• Assigned task: What you return should match the records below exactly.

• Source records:
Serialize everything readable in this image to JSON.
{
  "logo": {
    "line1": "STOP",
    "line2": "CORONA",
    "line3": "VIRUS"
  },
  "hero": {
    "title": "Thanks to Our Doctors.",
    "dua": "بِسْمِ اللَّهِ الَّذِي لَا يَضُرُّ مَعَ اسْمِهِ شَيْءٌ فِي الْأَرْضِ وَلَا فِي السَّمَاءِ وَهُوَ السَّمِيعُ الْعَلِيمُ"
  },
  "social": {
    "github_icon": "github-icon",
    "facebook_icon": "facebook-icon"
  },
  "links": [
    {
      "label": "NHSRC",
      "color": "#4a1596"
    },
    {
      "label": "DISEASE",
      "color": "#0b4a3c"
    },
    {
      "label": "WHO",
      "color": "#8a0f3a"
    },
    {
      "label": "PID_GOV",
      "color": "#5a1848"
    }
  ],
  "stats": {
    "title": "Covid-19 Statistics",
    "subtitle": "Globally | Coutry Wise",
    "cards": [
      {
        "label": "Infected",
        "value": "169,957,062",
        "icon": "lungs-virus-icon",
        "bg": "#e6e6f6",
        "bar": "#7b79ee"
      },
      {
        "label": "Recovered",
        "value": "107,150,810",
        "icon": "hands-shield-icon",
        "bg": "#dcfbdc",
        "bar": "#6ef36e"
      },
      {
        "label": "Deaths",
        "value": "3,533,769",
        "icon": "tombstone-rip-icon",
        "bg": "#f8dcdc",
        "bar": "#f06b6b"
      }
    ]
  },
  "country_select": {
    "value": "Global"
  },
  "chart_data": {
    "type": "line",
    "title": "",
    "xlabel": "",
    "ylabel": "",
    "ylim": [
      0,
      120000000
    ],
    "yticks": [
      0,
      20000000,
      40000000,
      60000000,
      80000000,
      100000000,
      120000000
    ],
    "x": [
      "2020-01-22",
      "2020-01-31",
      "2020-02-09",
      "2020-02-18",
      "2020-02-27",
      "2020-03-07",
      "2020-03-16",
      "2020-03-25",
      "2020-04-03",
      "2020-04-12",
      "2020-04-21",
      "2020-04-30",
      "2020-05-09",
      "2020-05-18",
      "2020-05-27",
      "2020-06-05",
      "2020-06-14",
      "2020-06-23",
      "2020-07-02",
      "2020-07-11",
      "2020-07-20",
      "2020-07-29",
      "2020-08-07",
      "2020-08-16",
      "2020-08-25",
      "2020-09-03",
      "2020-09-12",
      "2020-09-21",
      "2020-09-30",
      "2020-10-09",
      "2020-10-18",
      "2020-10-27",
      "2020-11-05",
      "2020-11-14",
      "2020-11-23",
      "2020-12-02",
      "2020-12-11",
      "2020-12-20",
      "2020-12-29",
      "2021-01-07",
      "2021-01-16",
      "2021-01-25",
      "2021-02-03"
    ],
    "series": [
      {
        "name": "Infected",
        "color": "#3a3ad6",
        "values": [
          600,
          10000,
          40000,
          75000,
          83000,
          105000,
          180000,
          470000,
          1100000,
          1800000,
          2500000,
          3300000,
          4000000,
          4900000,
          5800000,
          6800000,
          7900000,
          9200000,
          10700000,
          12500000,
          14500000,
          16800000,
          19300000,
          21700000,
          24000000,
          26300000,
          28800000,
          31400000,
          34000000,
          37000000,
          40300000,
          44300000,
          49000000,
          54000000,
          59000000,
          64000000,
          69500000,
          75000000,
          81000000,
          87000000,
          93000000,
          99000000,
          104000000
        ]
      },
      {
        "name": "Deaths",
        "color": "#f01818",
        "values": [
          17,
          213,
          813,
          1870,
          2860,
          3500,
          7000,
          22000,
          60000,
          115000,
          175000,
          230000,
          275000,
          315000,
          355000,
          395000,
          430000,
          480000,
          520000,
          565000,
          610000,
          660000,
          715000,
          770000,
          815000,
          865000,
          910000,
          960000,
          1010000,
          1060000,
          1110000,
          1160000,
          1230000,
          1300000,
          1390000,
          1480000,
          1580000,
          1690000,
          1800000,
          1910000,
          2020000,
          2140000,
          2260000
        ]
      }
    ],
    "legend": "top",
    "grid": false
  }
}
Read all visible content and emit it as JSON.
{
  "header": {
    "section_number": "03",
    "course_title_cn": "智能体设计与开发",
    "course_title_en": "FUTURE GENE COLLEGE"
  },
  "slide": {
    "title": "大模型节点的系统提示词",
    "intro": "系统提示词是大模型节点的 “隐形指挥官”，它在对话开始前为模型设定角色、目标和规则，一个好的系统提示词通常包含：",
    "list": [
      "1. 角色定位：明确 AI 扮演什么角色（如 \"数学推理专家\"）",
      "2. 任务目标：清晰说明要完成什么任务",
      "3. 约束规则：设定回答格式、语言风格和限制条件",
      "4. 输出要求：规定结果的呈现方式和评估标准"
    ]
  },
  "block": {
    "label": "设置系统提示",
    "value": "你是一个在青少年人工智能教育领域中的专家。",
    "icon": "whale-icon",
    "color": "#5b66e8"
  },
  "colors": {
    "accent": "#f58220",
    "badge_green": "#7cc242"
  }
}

• The completed task:
Serialize everything readable in this image to JSON.
{
  "logo": {
    "line1": "STOP",
    "line2": "CORONA",
    "line3": "VIRUS"
  },
  "hero": {
    "title": "Thanks to Our Doctors.",
    "dua": "بِسْمِ اللَّهِ الَّذِي لَا يَضُرُّ مَعَ اسْمِهِ شَيْءٌ فِي الْأَرْضِ وَلَا فِي السَّمَاءِ وَهُوَ السَّمِيعُ الْعَلِيمُ"
  },
  "social": {
    "github_icon": "github-icon",
    "facebook_icon": "facebook-icon"
  },
  "links": [
    {
      "label": "NHSRC",
      "color": "#4a1596"
    },
    {
      "label": "DISEASE",
      "color": "#0b4a3c"
    },
    {
      "label": "WHO",
      "color": "#8a0f3a"
    },
    {
      "label": "PID_GOV",
      "color": "#5a1848"
    }
  ],
  "stats": {
    "title": "Covid-19 Statistics",
    "subtitle": "Globally | Coutry Wise",
    "cards": [
      {
        "label": "Infected",
        "value": "169,957,062",
        "icon": "lungs-virus-icon",
        "bg": "#e6e6f6",
        "bar": "#7b79ee"
      },
      {
        "label": "Recovered",
        "value": "107,150,810",
        "icon": "hands-shield-icon",
        "bg": "#dcfbdc",
        "bar": "#6ef36e"
      },
      {
        "label": "Deaths",
        "value": "3,533,769",
        "icon": "tombstone-rip-icon",
        "bg": "#f8dcdc",
        "bar": "#f06b6b"
      }
    ]
  },
  "country_select": {
    "value": "Global"
  },
  "chart_data": {
    "type": "line",
    "title": "",
    "xlabel": "",
    "ylabel": "",
    "ylim": [
      0,
      120000000
    ],
    "yticks": [
      0,
      20000000,
      40000000,
      60000000,
      80000000,
      100000000,
      120000000
    ],
    "x": [
      "2020-01-22",
      "2020-01-31",
      "2020-02-09",
      "2020-02-18",
      "2020-02-27",
      "2020-03-07",
      "2020-03-16",
      "2020-03-25",
      "2020-04-03",
      "2020-04-12",
      "2020-04-21",
      "2020-04-30",
      "2020-05-09",
      "2020-05-18",
      "2020-05-27",
      "2020-06-05",
      "2020-06-14",
      "2020-06-23",
      "2020-07-02",
      "2020-07-11",
      "2020-07-20",
      "2020-07-29",
      "2020-08-07",
      "2020-08-16",
      "2020-08-25",
      "2020-09-03",
      "2020-09-12",
      "2020-09-21",
      "2020-09-30",
      "2020-10-09",
      "2020-10-18",
      "2020-10-27",
      "2020-11-05",
      "2020-11-14",
      "2020-11-23",
      "2020-12-02",
      "2020-12-11",
      "2020-12-20",
      "2020-12-29",
      "2021-01-07",
      "2021-01-16",
      "2021-01-25",
      "2021-02-03"
    ],
    "series": [
      {
        "name": "Infected",
        "color": "#3a3ad6",
        "values": [
          600,
          10000,
          40000,
          75000,
          83000,
          105000,
          180000,
          470000,
          1100000,
          1800000,
          2500000,
          3300000,
          4000000,
          4900000,
          5800000,
          6800000,
          7900000,
          9200000,
          10700000,
          12500000,
          14500000,
          16800000,
          19300000,
          21700000,
          24000000,
          26300000,
          28800000,
          31400000,
          34000000,
          37000000,
          40300000,
          44300000,
          49000000,
          54000000,
          59000000,
          64000000,
          69500000,
          75000000,
          81000000,
          87000000,
          93000000,
          99000000,
          104000000
        ]
      },
      {
        "name": "Deaths",
        "color": "#f01818",
        "values": [
          17,
          213,
          813,
          1870,
          2860,
          3500,
          7000,
          22000,
          60000,
          115000,
          175000,
          230000,
          275000,
          315000,
          355000,
          395000,
          430000,
          480000,
          520000,
          565000,
          610000,
          660000,
          715000,
          770000,
          815000,
          865000,
          910000,
          960000,
          1010000,
          1060000,
          1110000,
          1160000,
          1230000,
          1300000,
          1390000,
          1480000,
          1580000,
          1690000,
          1800000,
          1910000,
          2020000,
          2140000,
          2260000
        ]
      }
    ],
    "legend": "top",
    "grid": false
  }
}
Read all visible content and emit it as JSON.
{
  "header": {
    "section_number": "03",
    "course_title_cn": "智能体设计与开发",
    "course_title_en": "FUTURE GENE COLLEGE"
  },
  "slide": {
    "title": "大模型节点的系统提示词",
    "intro": "系统提示词是大模型节点的 “隐形指挥官”，它在对话开始前为模型设定角色、目标和规则，一个好的系统提示词通常包含：",
    "list": [
      "1. 角色定位：明确 AI 扮演什么角色（如 \"数学推理专家\"）",
      "2. 任务目标：清晰说明要完成什么任务",
      "3. 约束规则：设定回答格式、语言风格和限制条件",
      "4. 输出要求：规定结果的呈现方式和评估标准"
    ]
  },
  "block": {
    "label": "设置系统提示",
    "value": "你是一个在青少年人工智能教育领域中的专家。",
    "icon": "whale-icon",
    "color": "#5b66e8"
  },
  "colors": {
    "accent": "#f58220",
    "badge_green": "#7cc242"
  }
}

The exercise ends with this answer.